Carry the write-up on average gain between the strategies $H_b$ and $H_a$ further, picking up right after its last sentence.

• _QUOTED PASSAGE_:

——

So the total gain G is: $$G(H_b, H_a) = \begin{cases} G^-(H_b, H_a), & \text{if $a \le b$} \\ G^+(H_b, H_a), & \text{if $a>b$} \end{cases}$$
To find the average gain we integrate over all possible values of $a$ and divide by the integration interval which happens to be 1 for all values of $a$. Let's denote the average gain over a certain range of opponent strategies as $\widehat G_{a=0..1}(H_b, H_a)$
$$\widehat G_{a=0..1}(H_b, H_a) = \int_0^1 G(H_b, H_a) da = \int_0^b G^-(H_b, H_a)da + \int_b^1 G^+(H_b, H_a) da =$$
quickmath.com gave these solutions to the integrals
$$-\frac{b^4+7b^3-6b^2}{12} + \frac{b^4-3b^3+3b^2-b}{12} = \frac{-10b^3+9b^2-b}{12}$$
Here's how $\widehat G_{a=0..1}(H_b, H_a)$ looks like for all the values of b
$\widehat G_{a=0..1}(H_b, H_a)$ has 3 roots, at: $0, \frac{9 \pm \sqrt{41}}{20} \approx 0, \; 0.13, \; 0.77$
We can also check whether our calculations are correct. If we find the average over all average gains, this should be zero. Indeed, integrating $\widehat G$ over all b we get $0$. We notice that the gain is not uniform across $b$. This poses a game theory problem. If we had a uniform function equal to $0$ then we would know what the optimal strategy would be: each time choose randomly a number $b \in [0,1]$ and implement $H_b$. The gain would be $0$ but this strategy could not be exploited. Now with a non uniform $\widehat G$ I am not sure if there is a solution. We start by noticing that if your opponent selects $H_a$ where $a$ is uniformly selected from $[0,1]$ then there is an obvious advantage for you to pick $H_b$ where $b$ is uniformly selected from [0, 0.77]. You end up with positive gain. Could this be exploited? Could your opponent knowing that you are choosing from $[0, 0.77]$, gain by selecting only from $[0.77, 1]$. Let's find out. Calculate what is $\widehat G_{a=0..0.77}(H_b, H_a)$ for $b > 0.77$. This is what the graph looks like:
It's all negative. Seems this is a safe move. Players can choose $H_b$ where b is uniformly selected from $[0, 0.77]$. If both players do this, then the expected gain is 0. If, on the other hand, one player chooses over the whole interval $[0, 1]$ or in $[0.77, 1]$ then the other player wins.

——

• _ENTRIES SUPPLIED_:
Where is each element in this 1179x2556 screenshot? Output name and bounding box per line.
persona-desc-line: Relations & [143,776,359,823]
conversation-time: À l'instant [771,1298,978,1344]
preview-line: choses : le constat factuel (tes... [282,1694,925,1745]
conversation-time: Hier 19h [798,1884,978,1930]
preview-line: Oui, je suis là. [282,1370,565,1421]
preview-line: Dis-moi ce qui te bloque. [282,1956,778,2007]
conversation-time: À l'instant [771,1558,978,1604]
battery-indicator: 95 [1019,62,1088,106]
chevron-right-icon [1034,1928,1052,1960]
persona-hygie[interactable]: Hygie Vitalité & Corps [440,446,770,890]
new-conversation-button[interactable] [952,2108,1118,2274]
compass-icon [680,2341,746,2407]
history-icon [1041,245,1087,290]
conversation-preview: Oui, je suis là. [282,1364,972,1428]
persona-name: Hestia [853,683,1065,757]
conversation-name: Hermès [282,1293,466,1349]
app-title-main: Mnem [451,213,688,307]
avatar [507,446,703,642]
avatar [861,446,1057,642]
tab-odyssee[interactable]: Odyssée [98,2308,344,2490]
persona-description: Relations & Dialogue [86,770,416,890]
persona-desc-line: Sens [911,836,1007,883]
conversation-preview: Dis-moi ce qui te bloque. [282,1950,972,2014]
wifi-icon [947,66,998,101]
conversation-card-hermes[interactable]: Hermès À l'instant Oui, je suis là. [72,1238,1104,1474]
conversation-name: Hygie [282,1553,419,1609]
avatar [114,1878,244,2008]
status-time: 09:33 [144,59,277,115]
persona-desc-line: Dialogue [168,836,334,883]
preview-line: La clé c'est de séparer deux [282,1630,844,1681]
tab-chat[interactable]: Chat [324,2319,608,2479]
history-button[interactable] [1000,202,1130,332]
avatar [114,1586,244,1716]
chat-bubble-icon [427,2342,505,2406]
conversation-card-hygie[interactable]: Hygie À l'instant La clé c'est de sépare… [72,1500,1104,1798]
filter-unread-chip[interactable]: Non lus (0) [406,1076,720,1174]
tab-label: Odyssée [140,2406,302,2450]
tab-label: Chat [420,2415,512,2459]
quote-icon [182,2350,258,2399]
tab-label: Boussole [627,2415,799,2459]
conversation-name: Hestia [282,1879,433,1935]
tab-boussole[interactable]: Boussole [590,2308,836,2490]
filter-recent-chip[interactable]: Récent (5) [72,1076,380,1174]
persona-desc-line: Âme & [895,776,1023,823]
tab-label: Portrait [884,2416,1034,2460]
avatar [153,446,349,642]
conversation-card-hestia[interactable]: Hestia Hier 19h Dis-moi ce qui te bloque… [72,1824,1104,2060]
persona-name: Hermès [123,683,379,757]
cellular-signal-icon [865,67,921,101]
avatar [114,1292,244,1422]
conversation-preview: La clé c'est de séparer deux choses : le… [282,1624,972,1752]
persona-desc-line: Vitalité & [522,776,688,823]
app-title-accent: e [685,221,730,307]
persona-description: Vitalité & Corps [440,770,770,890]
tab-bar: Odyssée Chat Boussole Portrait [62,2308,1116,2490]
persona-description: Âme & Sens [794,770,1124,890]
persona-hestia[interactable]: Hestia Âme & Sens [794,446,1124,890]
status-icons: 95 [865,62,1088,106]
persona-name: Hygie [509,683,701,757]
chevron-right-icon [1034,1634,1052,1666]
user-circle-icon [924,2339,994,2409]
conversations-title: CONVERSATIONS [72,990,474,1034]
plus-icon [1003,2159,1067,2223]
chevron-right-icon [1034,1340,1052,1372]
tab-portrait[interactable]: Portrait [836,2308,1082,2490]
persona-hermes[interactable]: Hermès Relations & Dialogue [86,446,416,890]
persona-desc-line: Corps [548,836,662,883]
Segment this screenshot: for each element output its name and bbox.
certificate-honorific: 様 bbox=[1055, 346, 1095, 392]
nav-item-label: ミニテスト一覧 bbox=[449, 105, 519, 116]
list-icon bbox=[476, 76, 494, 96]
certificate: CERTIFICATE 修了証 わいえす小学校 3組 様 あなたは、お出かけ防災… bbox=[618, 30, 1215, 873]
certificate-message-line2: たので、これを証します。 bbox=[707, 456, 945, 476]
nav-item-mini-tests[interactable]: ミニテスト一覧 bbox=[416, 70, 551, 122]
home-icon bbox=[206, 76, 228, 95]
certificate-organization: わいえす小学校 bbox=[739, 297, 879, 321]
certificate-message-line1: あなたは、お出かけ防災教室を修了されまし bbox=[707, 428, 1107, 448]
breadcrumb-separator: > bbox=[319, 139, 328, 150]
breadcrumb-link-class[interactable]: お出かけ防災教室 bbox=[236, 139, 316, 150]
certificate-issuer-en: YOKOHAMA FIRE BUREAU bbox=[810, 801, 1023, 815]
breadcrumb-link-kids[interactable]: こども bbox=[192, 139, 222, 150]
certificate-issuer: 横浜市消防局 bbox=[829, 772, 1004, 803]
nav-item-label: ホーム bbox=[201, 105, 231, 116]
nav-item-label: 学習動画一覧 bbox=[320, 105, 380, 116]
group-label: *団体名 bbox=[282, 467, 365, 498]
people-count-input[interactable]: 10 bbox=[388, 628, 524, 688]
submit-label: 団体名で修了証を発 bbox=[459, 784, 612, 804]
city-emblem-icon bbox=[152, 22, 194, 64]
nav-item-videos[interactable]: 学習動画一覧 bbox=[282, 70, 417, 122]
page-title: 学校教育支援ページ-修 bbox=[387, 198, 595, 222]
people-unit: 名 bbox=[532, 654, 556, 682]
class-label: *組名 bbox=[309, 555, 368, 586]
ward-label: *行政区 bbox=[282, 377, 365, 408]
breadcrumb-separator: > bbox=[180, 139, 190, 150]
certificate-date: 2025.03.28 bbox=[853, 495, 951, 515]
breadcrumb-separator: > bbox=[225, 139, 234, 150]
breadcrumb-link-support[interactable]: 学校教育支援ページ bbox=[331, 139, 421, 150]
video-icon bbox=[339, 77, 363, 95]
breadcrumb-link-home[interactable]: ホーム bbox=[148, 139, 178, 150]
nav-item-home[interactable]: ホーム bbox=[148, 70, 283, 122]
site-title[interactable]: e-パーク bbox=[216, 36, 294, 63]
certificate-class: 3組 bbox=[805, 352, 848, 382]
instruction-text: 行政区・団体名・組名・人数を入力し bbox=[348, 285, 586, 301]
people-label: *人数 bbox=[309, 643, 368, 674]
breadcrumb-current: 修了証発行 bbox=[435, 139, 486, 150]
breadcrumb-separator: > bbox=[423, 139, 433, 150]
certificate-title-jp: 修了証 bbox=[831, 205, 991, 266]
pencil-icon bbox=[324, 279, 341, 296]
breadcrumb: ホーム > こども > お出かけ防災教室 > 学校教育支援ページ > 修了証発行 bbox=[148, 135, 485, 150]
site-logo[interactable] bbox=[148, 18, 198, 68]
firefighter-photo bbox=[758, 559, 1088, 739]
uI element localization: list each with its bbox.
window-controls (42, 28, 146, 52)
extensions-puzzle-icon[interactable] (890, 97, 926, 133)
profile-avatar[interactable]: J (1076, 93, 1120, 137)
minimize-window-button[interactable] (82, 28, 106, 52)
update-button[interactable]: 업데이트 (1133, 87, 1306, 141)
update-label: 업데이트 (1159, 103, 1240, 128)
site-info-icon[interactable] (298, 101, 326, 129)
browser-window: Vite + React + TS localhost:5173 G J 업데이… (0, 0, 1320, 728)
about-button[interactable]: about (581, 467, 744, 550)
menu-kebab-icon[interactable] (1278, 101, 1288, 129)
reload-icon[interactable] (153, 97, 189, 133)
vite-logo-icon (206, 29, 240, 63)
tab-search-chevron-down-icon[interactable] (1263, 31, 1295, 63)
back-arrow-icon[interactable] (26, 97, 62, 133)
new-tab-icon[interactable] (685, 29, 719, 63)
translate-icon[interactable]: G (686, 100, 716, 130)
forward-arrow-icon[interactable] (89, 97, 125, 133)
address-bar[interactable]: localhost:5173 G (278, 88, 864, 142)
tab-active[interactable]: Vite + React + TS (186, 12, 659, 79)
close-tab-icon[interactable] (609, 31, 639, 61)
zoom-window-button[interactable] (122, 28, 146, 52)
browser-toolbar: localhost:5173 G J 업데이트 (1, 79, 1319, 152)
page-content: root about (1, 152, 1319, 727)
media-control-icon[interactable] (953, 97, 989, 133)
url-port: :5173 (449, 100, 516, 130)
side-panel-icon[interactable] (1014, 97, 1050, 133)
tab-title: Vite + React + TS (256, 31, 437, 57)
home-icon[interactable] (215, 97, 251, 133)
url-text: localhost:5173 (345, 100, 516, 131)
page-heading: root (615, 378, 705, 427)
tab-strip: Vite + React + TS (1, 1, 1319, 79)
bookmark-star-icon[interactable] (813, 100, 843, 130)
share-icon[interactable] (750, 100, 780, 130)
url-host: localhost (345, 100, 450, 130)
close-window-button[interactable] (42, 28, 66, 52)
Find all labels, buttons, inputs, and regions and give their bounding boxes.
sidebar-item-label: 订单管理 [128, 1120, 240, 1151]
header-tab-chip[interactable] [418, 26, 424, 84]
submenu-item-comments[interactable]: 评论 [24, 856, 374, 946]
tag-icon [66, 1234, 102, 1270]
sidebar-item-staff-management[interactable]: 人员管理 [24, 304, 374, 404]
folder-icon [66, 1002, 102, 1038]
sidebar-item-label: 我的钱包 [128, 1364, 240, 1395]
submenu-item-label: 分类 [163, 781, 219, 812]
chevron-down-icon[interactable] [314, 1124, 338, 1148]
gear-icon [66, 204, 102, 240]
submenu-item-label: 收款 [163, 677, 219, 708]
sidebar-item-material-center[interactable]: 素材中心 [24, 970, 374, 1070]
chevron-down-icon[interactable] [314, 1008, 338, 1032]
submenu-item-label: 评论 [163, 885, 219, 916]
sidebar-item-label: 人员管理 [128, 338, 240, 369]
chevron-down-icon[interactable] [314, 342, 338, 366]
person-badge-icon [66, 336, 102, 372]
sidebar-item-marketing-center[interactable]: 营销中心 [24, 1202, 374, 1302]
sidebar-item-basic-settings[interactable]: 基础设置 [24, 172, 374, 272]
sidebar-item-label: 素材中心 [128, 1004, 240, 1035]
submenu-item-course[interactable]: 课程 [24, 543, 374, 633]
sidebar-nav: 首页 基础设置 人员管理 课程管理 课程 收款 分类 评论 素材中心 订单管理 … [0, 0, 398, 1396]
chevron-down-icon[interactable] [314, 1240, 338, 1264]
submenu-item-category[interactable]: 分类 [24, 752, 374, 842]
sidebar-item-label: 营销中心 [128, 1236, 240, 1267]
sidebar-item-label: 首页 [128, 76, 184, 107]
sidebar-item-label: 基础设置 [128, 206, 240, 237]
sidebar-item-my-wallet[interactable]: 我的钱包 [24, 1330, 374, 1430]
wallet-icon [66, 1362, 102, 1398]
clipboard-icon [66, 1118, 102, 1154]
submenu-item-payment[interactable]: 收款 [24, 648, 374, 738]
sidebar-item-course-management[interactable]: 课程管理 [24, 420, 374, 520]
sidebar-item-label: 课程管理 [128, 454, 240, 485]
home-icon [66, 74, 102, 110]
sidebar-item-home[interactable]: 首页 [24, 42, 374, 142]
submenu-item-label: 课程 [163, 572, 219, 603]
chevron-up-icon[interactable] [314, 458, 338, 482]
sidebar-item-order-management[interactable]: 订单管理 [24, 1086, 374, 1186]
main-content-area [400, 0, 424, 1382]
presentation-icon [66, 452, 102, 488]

——

• _OUTPUT OF THE EXERCISE_:
But we can extend this move! If both players are choosing in $[0, 0.77]$ then there is a clear incentive for one player to get rid of other low-gaining regions. First let's look at the new Average gain if both players are choosing from $[0, 0.77]$ This is $\widehat G_{a=0..0.77}(H_b, H_a)$ for $b \in [0, 0.77]$ and it looks like this:
So if one player only chooses in $[0.2, 0.77]$, then they have a clear advantage over the player who chooses in $[0, 0.77]$. But is this move open to an exploit? What if the other player chooses in $[0.77, 1]$?
Let's calculate what is $\widehat G_{a=0.2..0.77}(H_b, H_a)$ for $b > 0.77$. This is what the graph looks like:
So an exploit exist! If the other player chooses in $[0.77, 0.825]$ they have a positive gain. So we are back in these loops even with diversifying our strategies by randomly selecting the strategy parameter within an interval. This is where my game theoretic knowledge abandons me. Given this non-uniform average gain function, can we find an equilibrium, or do we declare that an equilibrium does not exist? If an equilibrium exists I suspect that it is achieved with a non-uniform selection of the strategy parameter. A selection that will in effect normalise the average gain function into a uniform one. I will actually create a question in math.stackexchange about this.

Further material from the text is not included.